§ DATASET RECORDS:
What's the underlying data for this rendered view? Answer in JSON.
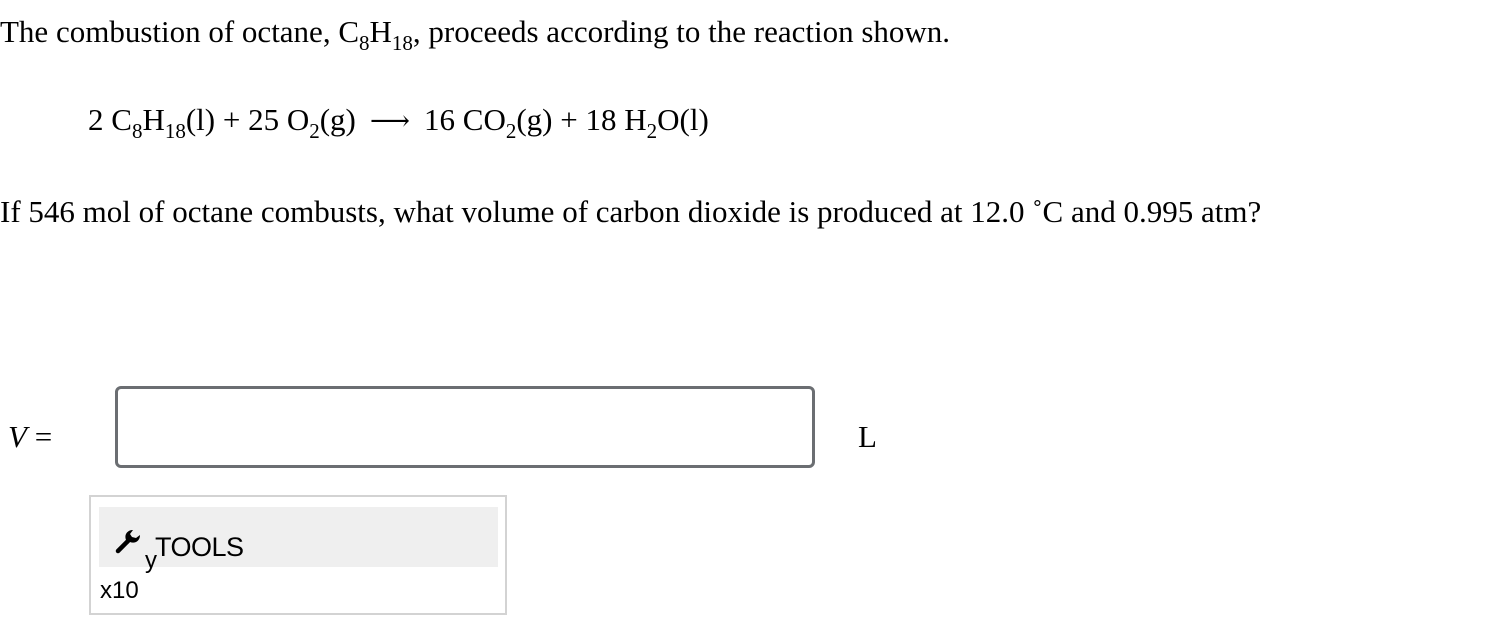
{
  "intro": {
    "prefix": "The combustion of octane, C",
    "sub1": "8",
    "mid": "H",
    "sub2": "18",
    "suffix": ", proceeds according to the reaction shown."
  },
  "equation": {
    "t1": "2 C",
    "s1": "8",
    "t2": "H",
    "s2": "18",
    "t3": "(l) + 25 O",
    "s3": "2",
    "t4": "(g)",
    "arrow": "⟶",
    "t5": "16 CO",
    "s4": "2",
    "t6": "(g) + 18 H",
    "s5": "2",
    "t7": "O(l)"
  },
  "question": "If 546 mol of octane combusts, what volume of carbon dioxide is produced at 12.0 ˚C and 0.995 atm?",
  "answer": {
    "variable": "V",
    "equals": " =",
    "value": "",
    "placeholder": "",
    "unit": "L"
  },
  "tools": {
    "label": "TOOLS",
    "icon": "wrench-icon",
    "sci_base": "x10",
    "sci_exp": "y"
  }
}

§ PROBLEM DESCRIPTION: Take the records above and transcribe them exactly, dropping every picture.

§ ANSWER TO THIS PROBLEM:
What's the underlying data for this rendered view? Answer in JSON.
{
  "intro": {
    "prefix": "The combustion of octane, C",
    "sub1": "8",
    "mid": "H",
    "sub2": "18",
    "suffix": ", proceeds according to the reaction shown."
  },
  "equation": {
    "t1": "2 C",
    "s1": "8",
    "t2": "H",
    "s2": "18",
    "t3": "(l) + 25 O",
    "s3": "2",
    "t4": "(g)",
    "arrow": "⟶",
    "t5": "16 CO",
    "s4": "2",
    "t6": "(g) + 18 H",
    "s5": "2",
    "t7": "O(l)"
  },
  "question": "If 546 mol of octane combusts, what volume of carbon dioxide is produced at 12.0 ˚C and 0.995 atm?",
  "answer": {
    "variable": "V",
    "equals": " =",
    "value": "",
    "placeholder": "",
    "unit": "L"
  },
  "tools": {
    "label": "TOOLS",
    "icon": "wrench-icon",
    "sci_base": "x10",
    "sci_exp": "y"
  }
}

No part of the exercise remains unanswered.